┏━━

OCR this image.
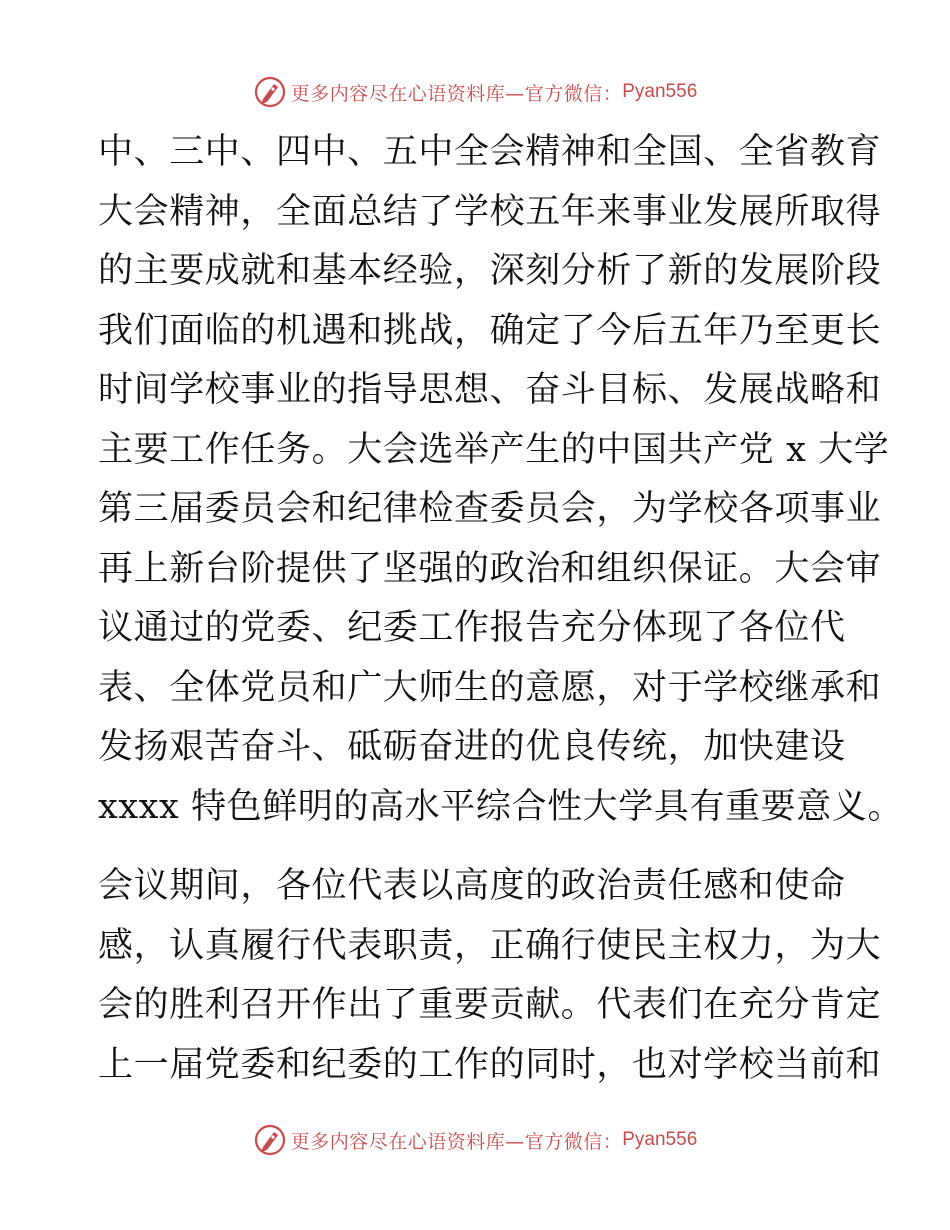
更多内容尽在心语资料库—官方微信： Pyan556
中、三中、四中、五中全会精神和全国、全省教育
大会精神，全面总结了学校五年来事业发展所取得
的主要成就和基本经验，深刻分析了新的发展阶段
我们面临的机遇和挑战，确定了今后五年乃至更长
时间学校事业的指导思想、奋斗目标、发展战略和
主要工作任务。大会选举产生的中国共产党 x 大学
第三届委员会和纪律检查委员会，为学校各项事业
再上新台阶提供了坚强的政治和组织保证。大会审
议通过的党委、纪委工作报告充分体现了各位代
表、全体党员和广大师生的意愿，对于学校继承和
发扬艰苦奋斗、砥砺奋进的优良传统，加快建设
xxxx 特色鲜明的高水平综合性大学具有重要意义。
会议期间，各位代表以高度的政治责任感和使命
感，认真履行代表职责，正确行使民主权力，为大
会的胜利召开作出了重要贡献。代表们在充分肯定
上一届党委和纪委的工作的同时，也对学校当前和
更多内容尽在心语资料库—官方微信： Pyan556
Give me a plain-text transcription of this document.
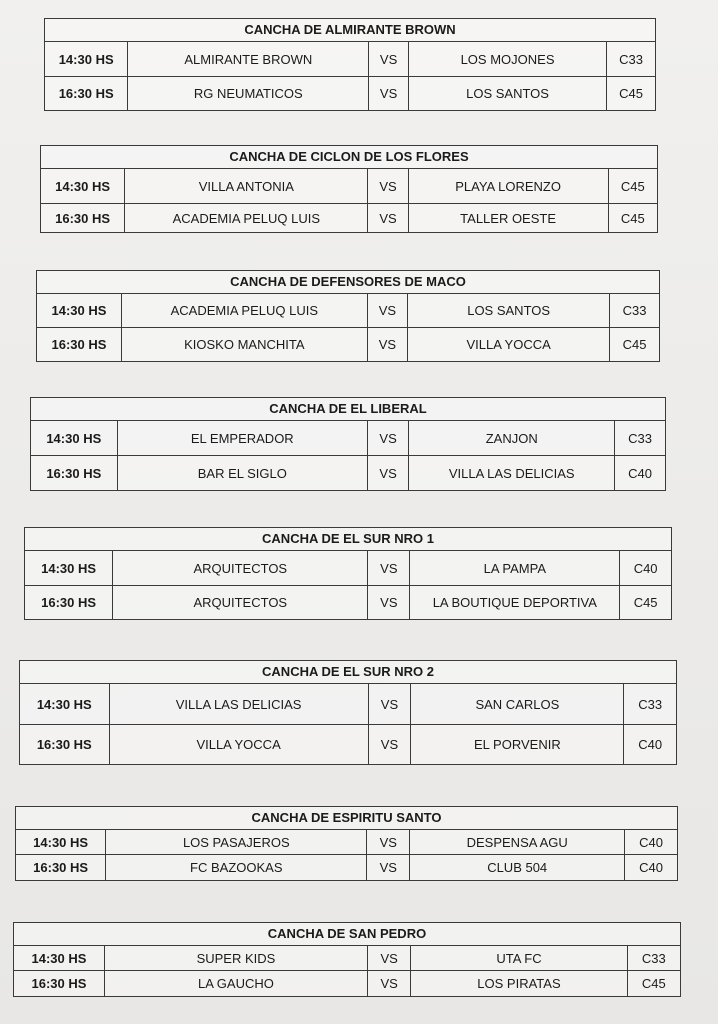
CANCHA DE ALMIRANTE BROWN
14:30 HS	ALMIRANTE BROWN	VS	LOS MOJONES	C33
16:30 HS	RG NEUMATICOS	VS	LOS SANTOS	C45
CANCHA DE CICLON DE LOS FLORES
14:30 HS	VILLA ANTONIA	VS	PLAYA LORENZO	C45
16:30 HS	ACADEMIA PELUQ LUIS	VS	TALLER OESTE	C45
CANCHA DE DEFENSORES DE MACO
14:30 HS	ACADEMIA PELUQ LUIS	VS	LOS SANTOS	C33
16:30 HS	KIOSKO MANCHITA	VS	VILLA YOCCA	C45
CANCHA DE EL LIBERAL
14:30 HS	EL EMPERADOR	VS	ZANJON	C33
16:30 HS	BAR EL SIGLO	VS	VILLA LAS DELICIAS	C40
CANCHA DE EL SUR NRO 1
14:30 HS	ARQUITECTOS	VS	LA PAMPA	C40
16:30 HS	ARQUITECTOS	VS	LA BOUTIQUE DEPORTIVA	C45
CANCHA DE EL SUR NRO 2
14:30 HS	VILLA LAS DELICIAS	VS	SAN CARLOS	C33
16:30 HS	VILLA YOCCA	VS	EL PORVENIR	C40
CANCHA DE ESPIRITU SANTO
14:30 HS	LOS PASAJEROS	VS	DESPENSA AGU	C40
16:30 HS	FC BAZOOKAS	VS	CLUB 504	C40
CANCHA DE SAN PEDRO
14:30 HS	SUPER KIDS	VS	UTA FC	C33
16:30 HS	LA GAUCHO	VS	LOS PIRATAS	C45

┗━━

§ WHAT IS EXPECTED
Output every entry verbatim. Pictures do not belong in the copy.

§ RESPONSE BELOW
OCR this image.
更多内容尽在心语资料库—官方微信： Pyan556
中、三中、四中、五中全会精神和全国、全省教育
大会精神，全面总结了学校五年来事业发展所取得
的主要成就和基本经验，深刻分析了新的发展阶段
我们面临的机遇和挑战，确定了今后五年乃至更长
时间学校事业的指导思想、奋斗目标、发展战略和
主要工作任务。大会选举产生的中国共产党 x 大学
第三届委员会和纪律检查委员会，为学校各项事业
再上新台阶提供了坚强的政治和组织保证。大会审
议通过的党委、纪委工作报告充分体现了各位代
表、全体党员和广大师生的意愿，对于学校继承和
发扬艰苦奋斗、砥砺奋进的优良传统，加快建设
xxxx 特色鲜明的高水平综合性大学具有重要意义。
会议期间，各位代表以高度的政治责任感和使命
感，认真履行代表职责，正确行使民主权力，为大
会的胜利召开作出了重要贡献。代表们在充分肯定
上一届党委和纪委的工作的同时，也对学校当前和
更多内容尽在心语资料库—官方微信： Pyan556
Give me a plain-text transcription of this document.
CANCHA DE ALMIRANTE BROWN
14:30 HS	ALMIRANTE BROWN	VS	LOS MOJONES	C33
16:30 HS	RG NEUMATICOS	VS	LOS SANTOS	C45
CANCHA DE CICLON DE LOS FLORES
14:30 HS	VILLA ANTONIA	VS	PLAYA LORENZO	C45
16:30 HS	ACADEMIA PELUQ LUIS	VS	TALLER OESTE	C45
CANCHA DE DEFENSORES DE MACO
14:30 HS	ACADEMIA PELUQ LUIS	VS	LOS SANTOS	C33
16:30 HS	KIOSKO MANCHITA	VS	VILLA YOCCA	C45
CANCHA DE EL LIBERAL
14:30 HS	EL EMPERADOR	VS	ZANJON	C33
16:30 HS	BAR EL SIGLO	VS	VILLA LAS DELICIAS	C40
CANCHA DE EL SUR NRO 1
14:30 HS	ARQUITECTOS	VS	LA PAMPA	C40
16:30 HS	ARQUITECTOS	VS	LA BOUTIQUE DEPORTIVA	C45
CANCHA DE EL SUR NRO 2
14:30 HS	VILLA LAS DELICIAS	VS	SAN CARLOS	C33
16:30 HS	VILLA YOCCA	VS	EL PORVENIR	C40
CANCHA DE ESPIRITU SANTO
14:30 HS	LOS PASAJEROS	VS	DESPENSA AGU	C40
16:30 HS	FC BAZOOKAS	VS	CLUB 504	C40
CANCHA DE SAN PEDRO
14:30 HS	SUPER KIDS	VS	UTA FC	C33
16:30 HS	LA GAUCHO	VS	LOS PIRATAS	C45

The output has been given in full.